## Given passage:

--- begin ---

The funeral will be at 1 p.m. Thursday at the base chapel at El Toro Marine Corps Air Station, with burial at El Toro Memorial Cemetery.

Fribourg is survived by two children, both living in Orange County, and four grandchildren.

A member of the Marine Corps’ “Raider Regiment” in World War II, Fribourg served as an officer in Korea and Vietnam and rose to the rank of brigadier general in 1969, his family said.

As a brigadier, he held leadership positions with the Marines in the Pacific, directed the Marine Corps Reserves and was acting commander at Camp Pendleton from May, 1974, through his retirement two months later. He also helped found Toys for Tots, a national campaign orchestrated by the Marines to provide toys for needy children at Christmas.

--- end ---

## Entries:
--- begin ---

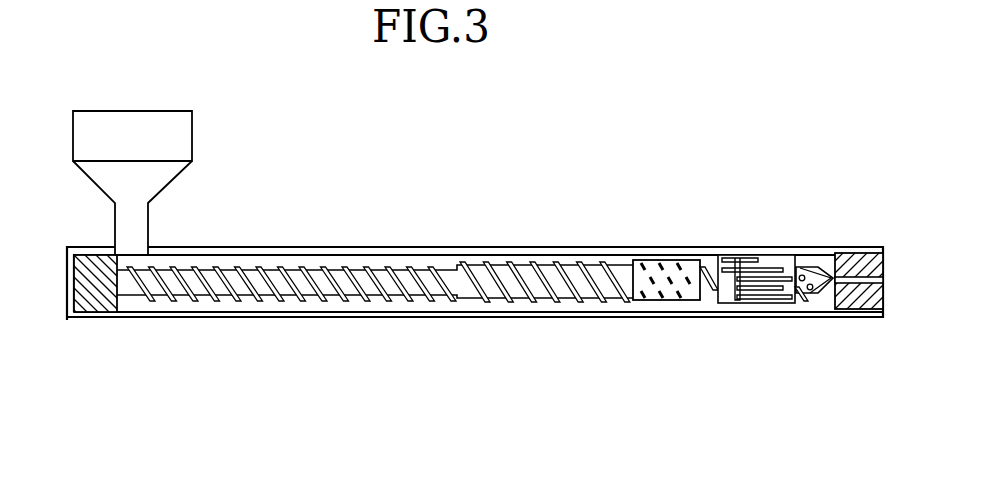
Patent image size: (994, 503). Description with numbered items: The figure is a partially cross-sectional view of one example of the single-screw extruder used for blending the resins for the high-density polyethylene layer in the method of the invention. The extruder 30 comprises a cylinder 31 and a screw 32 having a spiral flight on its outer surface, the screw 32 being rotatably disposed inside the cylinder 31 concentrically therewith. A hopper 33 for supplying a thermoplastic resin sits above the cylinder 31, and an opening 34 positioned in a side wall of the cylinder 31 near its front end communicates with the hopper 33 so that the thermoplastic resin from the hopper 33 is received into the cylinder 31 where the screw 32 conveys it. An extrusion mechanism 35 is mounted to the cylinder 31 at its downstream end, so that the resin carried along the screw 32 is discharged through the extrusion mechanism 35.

The extruder 30 is at (492, 270).
The cylinder 31 is at (277, 247).
The screw 32 is at (485, 301).
The hopper 33 is at (192, 133).
The opening 34 is at (117, 250).
The extrusion mechanism 35 is at (862, 300).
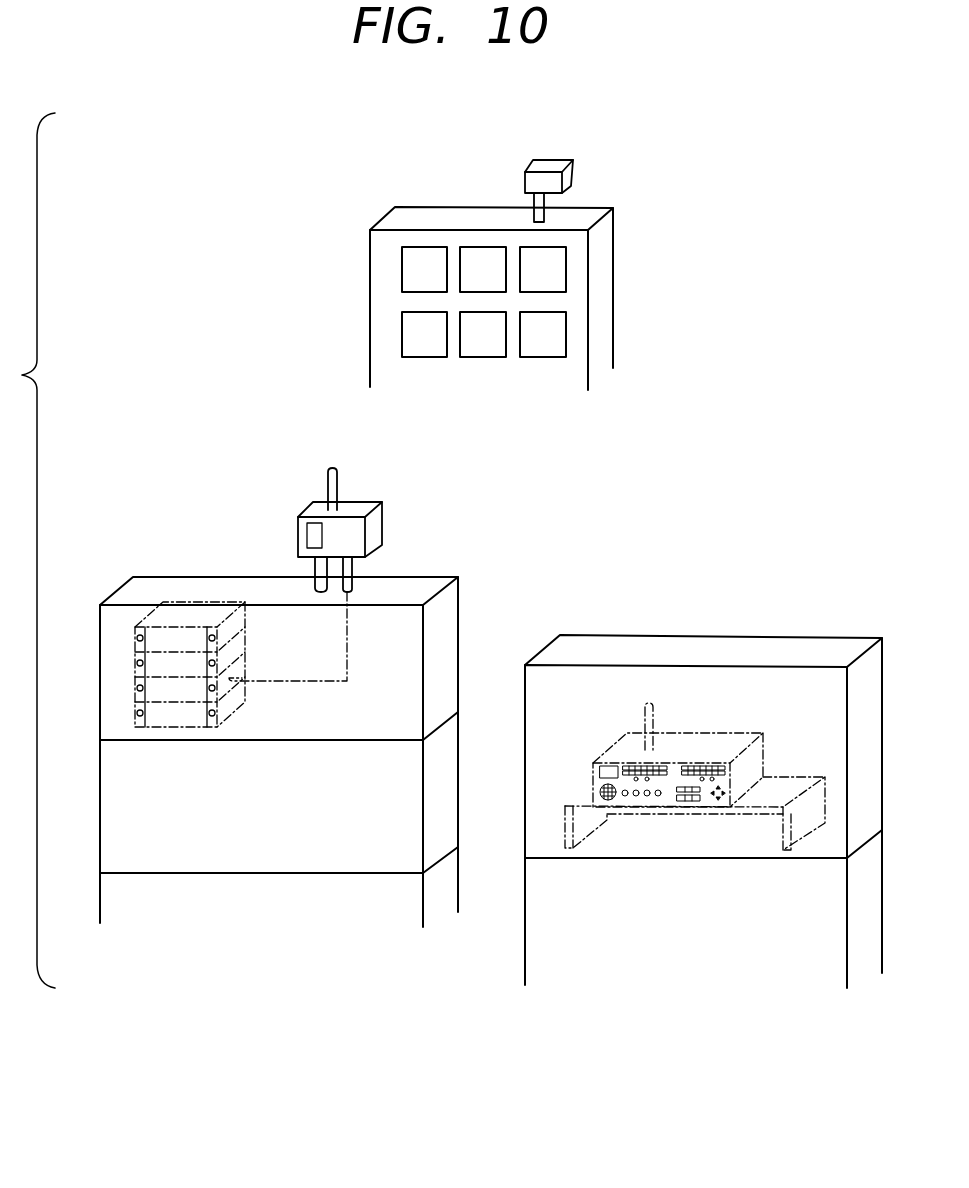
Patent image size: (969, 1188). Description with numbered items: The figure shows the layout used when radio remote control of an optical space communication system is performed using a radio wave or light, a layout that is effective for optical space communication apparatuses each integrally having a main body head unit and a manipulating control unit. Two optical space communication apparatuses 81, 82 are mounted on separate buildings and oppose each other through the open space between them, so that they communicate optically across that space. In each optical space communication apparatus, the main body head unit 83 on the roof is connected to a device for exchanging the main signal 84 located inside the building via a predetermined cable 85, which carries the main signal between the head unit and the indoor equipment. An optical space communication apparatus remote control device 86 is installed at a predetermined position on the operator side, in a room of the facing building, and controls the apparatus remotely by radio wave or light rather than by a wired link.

The optical space communication apparatus 81 is at (222, 534).
The optical space communication apparatus 82 is at (553, 163).
The main body head unit 83 is at (323, 507).
The device for exchanging the main signal 84 is at (172, 613).
The predetermined cable 85 is at (352, 568).
The optical space communication apparatus remote control device 86 is at (734, 737).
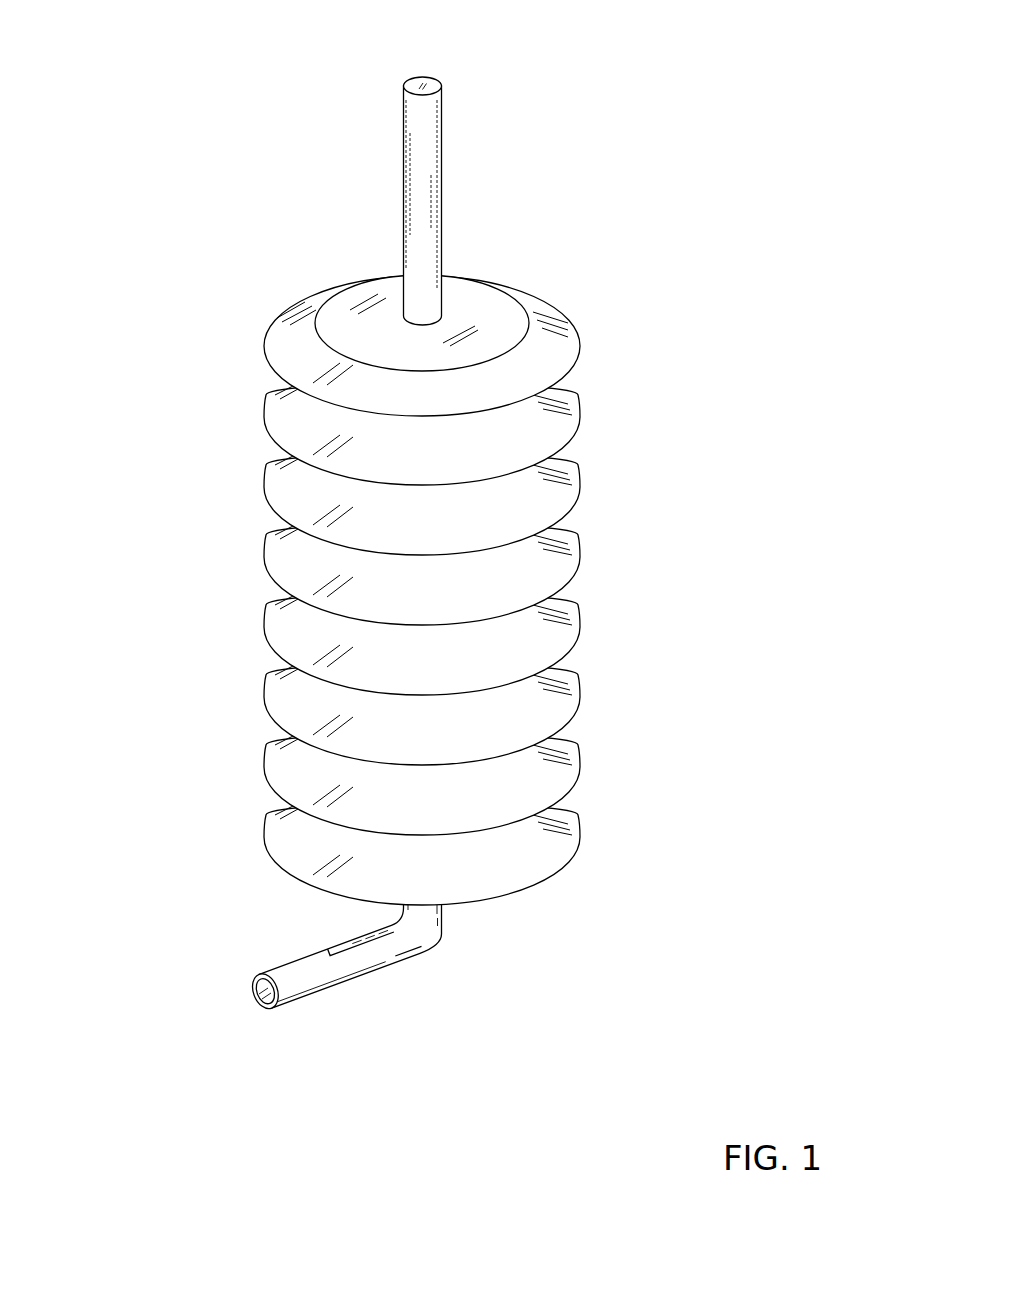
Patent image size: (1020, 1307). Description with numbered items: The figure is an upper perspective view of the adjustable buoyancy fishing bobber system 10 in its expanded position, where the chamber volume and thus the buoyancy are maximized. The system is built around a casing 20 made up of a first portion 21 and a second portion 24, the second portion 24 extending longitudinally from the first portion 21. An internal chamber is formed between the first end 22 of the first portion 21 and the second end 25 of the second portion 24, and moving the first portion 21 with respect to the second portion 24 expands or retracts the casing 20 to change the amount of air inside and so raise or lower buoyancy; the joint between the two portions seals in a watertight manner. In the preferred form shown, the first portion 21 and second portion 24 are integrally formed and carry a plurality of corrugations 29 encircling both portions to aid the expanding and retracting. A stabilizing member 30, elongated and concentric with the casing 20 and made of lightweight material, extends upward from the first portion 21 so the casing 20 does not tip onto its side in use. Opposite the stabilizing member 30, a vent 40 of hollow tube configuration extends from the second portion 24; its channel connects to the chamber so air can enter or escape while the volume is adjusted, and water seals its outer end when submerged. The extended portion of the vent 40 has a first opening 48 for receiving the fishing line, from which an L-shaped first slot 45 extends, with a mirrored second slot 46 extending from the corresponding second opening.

The adjustable buoyancy fishing bobber system 10 is at (626, 73).
The casing 20 is at (251, 480).
The first portion 21 is at (572, 415).
The first end 22 is at (510, 310).
The second portion 24 is at (572, 752).
The second end 25 is at (520, 890).
The corrugations 29 is at (272, 606).
The stabilizing member 30 is at (437, 192).
The vent 40 is at (420, 955).
The first slot 45 is at (330, 985).
The second slot 46 is at (261, 995).
The first opening 48 is at (333, 953).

--- end ---

## Task requirements:
#1 From the entries, please write out the lines from the line containing "Patent image size: (969, 1188)." to the line containing "The device for", including both of those lines.
#2 Extend the passage about Fribourg's funeral and Marine Corps career, starting after its last sentence.

## Results of the tasks:
#1
Patent image size: (969, 1188). Description with numbered items: The figure shows the layout used when radio remote control of an optical space communication system is performed using a radio wave or light, a layout that is effective for optical space communication apparatuses each integrally having a main body head unit and a manipulating control unit. Two optical space communication apparatuses 81, 82 are mounted on separate buildings and oppose each other through the open space between them, so that they communicate optically across that space. In each optical space communication apparatus, the main body head unit 83 on the roof is connected to a device for exchanging the main signal 84 located inside the building via a predetermined cable 85, which carries the main signal between the head unit and the indoor equipment. An optical space communication apparatus remote control device 86 is installed at a predetermined position on the operator side, in a room of the facing building, and controls the apparatus remotely by radio wave or light rather than by a wired link.

The optical space communication apparatus 81 is at (222, 534).
The optical space communication apparatus 82 is at (553, 163).
The main body head unit 83 is at (323, 507).
The device for exchanging the main signal 84 is at (172, 613).

#2
After leaving the Marines, Fribourg was a manager for 14 years at Bromar Inc., a food brokerage firm in Orange County. He and his wife lived in Newport Beach for nearly two decades before his death.

“He was just an outstanding, huge man,” said Mark Thiffault, a lieutenant colonel in the Marine Corps Reserves who said Fribourg helped him get his reserve commission. “He was always one of those leaders that somehow got people to follow him. He didn’t work at it–he just had the natural charisma to get people to want to do things for him.”